■ **TO DO**:
Extract every entry word for word. Skip the pictures.

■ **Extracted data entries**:
________________________________________

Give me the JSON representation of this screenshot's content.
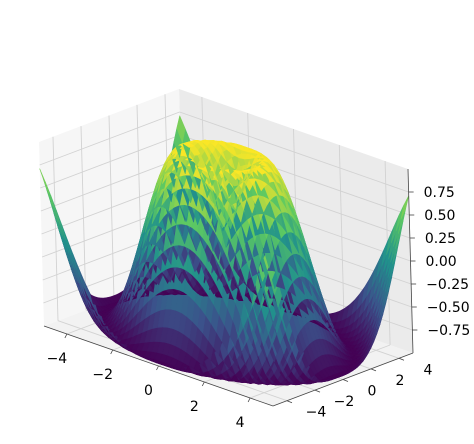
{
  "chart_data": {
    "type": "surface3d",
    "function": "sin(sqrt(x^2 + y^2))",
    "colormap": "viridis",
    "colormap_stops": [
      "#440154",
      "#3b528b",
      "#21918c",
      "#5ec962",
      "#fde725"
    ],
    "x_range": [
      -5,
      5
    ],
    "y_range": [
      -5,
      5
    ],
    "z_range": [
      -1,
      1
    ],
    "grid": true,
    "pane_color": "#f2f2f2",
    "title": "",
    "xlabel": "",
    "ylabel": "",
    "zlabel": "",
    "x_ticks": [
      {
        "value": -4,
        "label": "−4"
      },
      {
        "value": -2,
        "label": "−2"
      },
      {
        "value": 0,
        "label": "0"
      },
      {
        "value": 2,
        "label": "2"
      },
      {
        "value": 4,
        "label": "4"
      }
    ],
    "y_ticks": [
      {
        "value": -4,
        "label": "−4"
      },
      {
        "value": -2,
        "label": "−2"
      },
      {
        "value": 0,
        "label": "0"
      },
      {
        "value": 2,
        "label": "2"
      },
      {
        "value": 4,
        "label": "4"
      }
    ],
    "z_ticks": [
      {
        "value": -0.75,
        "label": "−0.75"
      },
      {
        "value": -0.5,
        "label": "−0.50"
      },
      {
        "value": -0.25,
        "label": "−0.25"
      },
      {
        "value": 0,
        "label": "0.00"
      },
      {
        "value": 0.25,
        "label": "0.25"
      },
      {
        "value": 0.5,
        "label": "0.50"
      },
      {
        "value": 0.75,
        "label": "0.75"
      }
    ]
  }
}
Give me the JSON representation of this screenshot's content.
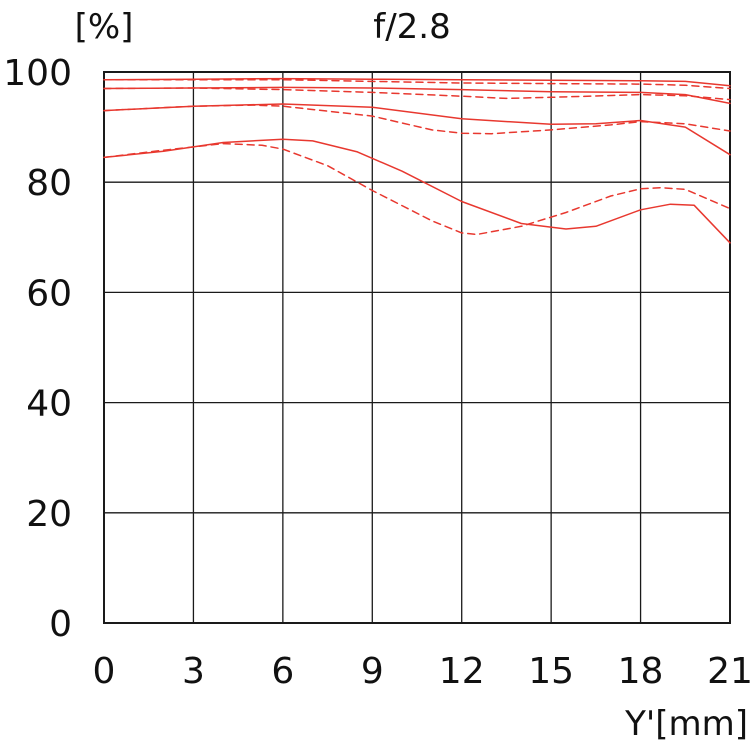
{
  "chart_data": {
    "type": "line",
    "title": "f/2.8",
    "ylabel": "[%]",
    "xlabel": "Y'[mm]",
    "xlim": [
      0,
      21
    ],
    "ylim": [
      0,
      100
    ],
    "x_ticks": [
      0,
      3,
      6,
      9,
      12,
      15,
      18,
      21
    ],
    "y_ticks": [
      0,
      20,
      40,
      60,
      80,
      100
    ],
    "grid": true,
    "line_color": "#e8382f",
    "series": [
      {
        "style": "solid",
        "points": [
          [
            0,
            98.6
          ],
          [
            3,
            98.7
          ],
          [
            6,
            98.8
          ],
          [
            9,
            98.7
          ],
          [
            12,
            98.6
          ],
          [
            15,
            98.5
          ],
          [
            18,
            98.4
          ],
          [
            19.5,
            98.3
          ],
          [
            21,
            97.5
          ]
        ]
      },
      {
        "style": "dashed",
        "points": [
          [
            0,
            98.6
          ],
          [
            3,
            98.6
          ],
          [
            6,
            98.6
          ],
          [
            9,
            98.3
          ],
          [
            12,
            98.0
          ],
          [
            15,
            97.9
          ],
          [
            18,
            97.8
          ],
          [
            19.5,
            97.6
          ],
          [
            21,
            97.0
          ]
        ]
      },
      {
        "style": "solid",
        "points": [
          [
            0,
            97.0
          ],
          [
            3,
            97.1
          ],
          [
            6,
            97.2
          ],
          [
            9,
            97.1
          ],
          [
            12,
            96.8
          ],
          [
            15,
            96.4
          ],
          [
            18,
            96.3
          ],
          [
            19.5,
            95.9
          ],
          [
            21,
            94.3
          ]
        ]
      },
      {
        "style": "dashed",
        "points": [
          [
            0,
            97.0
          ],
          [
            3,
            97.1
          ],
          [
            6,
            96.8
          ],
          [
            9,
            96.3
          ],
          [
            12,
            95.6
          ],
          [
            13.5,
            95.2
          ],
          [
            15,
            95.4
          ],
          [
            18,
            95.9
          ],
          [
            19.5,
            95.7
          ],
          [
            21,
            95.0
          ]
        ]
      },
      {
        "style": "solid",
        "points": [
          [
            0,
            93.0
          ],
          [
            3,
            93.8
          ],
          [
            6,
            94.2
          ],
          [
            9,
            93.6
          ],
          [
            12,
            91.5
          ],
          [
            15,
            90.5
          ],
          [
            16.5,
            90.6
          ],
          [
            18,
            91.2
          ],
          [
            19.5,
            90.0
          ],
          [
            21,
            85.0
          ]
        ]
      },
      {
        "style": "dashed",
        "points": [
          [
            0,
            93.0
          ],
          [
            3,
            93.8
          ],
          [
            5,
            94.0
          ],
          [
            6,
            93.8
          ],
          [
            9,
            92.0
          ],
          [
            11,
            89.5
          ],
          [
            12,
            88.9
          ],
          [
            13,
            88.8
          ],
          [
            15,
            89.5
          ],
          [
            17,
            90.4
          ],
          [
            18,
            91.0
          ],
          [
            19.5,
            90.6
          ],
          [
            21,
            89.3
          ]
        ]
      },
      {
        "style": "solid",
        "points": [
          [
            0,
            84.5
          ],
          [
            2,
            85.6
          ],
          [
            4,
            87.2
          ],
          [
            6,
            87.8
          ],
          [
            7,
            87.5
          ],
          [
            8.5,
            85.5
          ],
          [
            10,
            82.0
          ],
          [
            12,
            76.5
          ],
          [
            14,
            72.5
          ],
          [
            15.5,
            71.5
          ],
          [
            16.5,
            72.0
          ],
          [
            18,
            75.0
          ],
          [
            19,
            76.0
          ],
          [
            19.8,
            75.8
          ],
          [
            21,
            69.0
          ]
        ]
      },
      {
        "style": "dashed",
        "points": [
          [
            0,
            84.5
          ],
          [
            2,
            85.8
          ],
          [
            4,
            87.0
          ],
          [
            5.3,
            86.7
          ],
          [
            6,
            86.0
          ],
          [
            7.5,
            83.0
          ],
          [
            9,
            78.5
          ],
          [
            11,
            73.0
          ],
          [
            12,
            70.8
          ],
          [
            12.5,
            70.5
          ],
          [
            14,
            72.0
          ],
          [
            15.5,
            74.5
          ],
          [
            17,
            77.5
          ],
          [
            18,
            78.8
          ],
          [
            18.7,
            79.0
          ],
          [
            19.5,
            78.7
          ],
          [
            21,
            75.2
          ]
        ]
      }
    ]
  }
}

________________________________________

■ **TASK RESPONSE**:
Give me the JSON representation of this screenshot's content.
{
  "chart_data": {
    "type": "surface3d",
    "function": "sin(sqrt(x^2 + y^2))",
    "colormap": "viridis",
    "colormap_stops": [
      "#440154",
      "#3b528b",
      "#21918c",
      "#5ec962",
      "#fde725"
    ],
    "x_range": [
      -5,
      5
    ],
    "y_range": [
      -5,
      5
    ],
    "z_range": [
      -1,
      1
    ],
    "grid": true,
    "pane_color": "#f2f2f2",
    "title": "",
    "xlabel": "",
    "ylabel": "",
    "zlabel": "",
    "x_ticks": [
      {
        "value": -4,
        "label": "−4"
      },
      {
        "value": -2,
        "label": "−2"
      },
      {
        "value": 0,
        "label": "0"
      },
      {
        "value": 2,
        "label": "2"
      },
      {
        "value": 4,
        "label": "4"
      }
    ],
    "y_ticks": [
      {
        "value": -4,
        "label": "−4"
      },
      {
        "value": -2,
        "label": "−2"
      },
      {
        "value": 0,
        "label": "0"
      },
      {
        "value": 2,
        "label": "2"
      },
      {
        "value": 4,
        "label": "4"
      }
    ],
    "z_ticks": [
      {
        "value": -0.75,
        "label": "−0.75"
      },
      {
        "value": -0.5,
        "label": "−0.50"
      },
      {
        "value": -0.25,
        "label": "−0.25"
      },
      {
        "value": 0,
        "label": "0.00"
      },
      {
        "value": 0.25,
        "label": "0.25"
      },
      {
        "value": 0.5,
        "label": "0.50"
      },
      {
        "value": 0.75,
        "label": "0.75"
      }
    ]
  }
}
Give me the JSON representation of this screenshot's content.
{
  "chart_data": {
    "type": "line",
    "title": "f/2.8",
    "ylabel": "[%]",
    "xlabel": "Y'[mm]",
    "xlim": [
      0,
      21
    ],
    "ylim": [
      0,
      100
    ],
    "x_ticks": [
      0,
      3,
      6,
      9,
      12,
      15,
      18,
      21
    ],
    "y_ticks": [
      0,
      20,
      40,
      60,
      80,
      100
    ],
    "grid": true,
    "line_color": "#e8382f",
    "series": [
      {
        "style": "solid",
        "points": [
          [
            0,
            98.6
          ],
          [
            3,
            98.7
          ],
          [
            6,
            98.8
          ],
          [
            9,
            98.7
          ],
          [
            12,
            98.6
          ],
          [
            15,
            98.5
          ],
          [
            18,
            98.4
          ],
          [
            19.5,
            98.3
          ],
          [
            21,
            97.5
          ]
        ]
      },
      {
        "style": "dashed",
        "points": [
          [
            0,
            98.6
          ],
          [
            3,
            98.6
          ],
          [
            6,
            98.6
          ],
          [
            9,
            98.3
          ],
          [
            12,
            98.0
          ],
          [
            15,
            97.9
          ],
          [
            18,
            97.8
          ],
          [
            19.5,
            97.6
          ],
          [
            21,
            97.0
          ]
        ]
      },
      {
        "style": "solid",
        "points": [
          [
            0,
            97.0
          ],
          [
            3,
            97.1
          ],
          [
            6,
            97.2
          ],
          [
            9,
            97.1
          ],
          [
            12,
            96.8
          ],
          [
            15,
            96.4
          ],
          [
            18,
            96.3
          ],
          [
            19.5,
            95.9
          ],
          [
            21,
            94.3
          ]
        ]
      },
      {
        "style": "dashed",
        "points": [
          [
            0,
            97.0
          ],
          [
            3,
            97.1
          ],
          [
            6,
            96.8
          ],
          [
            9,
            96.3
          ],
          [
            12,
            95.6
          ],
          [
            13.5,
            95.2
          ],
          [
            15,
            95.4
          ],
          [
            18,
            95.9
          ],
          [
            19.5,
            95.7
          ],
          [
            21,
            95.0
          ]
        ]
      },
      {
        "style": "solid",
        "points": [
          [
            0,
            93.0
          ],
          [
            3,
            93.8
          ],
          [
            6,
            94.2
          ],
          [
            9,
            93.6
          ],
          [
            12,
            91.5
          ],
          [
            15,
            90.5
          ],
          [
            16.5,
            90.6
          ],
          [
            18,
            91.2
          ],
          [
            19.5,
            90.0
          ],
          [
            21,
            85.0
          ]
        ]
      },
      {
        "style": "dashed",
        "points": [
          [
            0,
            93.0
          ],
          [
            3,
            93.8
          ],
          [
            5,
            94.0
          ],
          [
            6,
            93.8
          ],
          [
            9,
            92.0
          ],
          [
            11,
            89.5
          ],
          [
            12,
            88.9
          ],
          [
            13,
            88.8
          ],
          [
            15,
            89.5
          ],
          [
            17,
            90.4
          ],
          [
            18,
            91.0
          ],
          [
            19.5,
            90.6
          ],
          [
            21,
            89.3
          ]
        ]
      },
      {
        "style": "solid",
        "points": [
          [
            0,
            84.5
          ],
          [
            2,
            85.6
          ],
          [
            4,
            87.2
          ],
          [
            6,
            87.8
          ],
          [
            7,
            87.5
          ],
          [
            8.5,
            85.5
          ],
          [
            10,
            82.0
          ],
          [
            12,
            76.5
          ],
          [
            14,
            72.5
          ],
          [
            15.5,
            71.5
          ],
          [
            16.5,
            72.0
          ],
          [
            18,
            75.0
          ],
          [
            19,
            76.0
          ],
          [
            19.8,
            75.8
          ],
          [
            21,
            69.0
          ]
        ]
      },
      {
        "style": "dashed",
        "points": [
          [
            0,
            84.5
          ],
          [
            2,
            85.8
          ],
          [
            4,
            87.0
          ],
          [
            5.3,
            86.7
          ],
          [
            6,
            86.0
          ],
          [
            7.5,
            83.0
          ],
          [
            9,
            78.5
          ],
          [
            11,
            73.0
          ],
          [
            12,
            70.8
          ],
          [
            12.5,
            70.5
          ],
          [
            14,
            72.0
          ],
          [
            15.5,
            74.5
          ],
          [
            17,
            77.5
          ],
          [
            18,
            78.8
          ],
          [
            18.7,
            79.0
          ],
          [
            19.5,
            78.7
          ],
          [
            21,
            75.2
          ]
        ]
      }
    ]
  }
}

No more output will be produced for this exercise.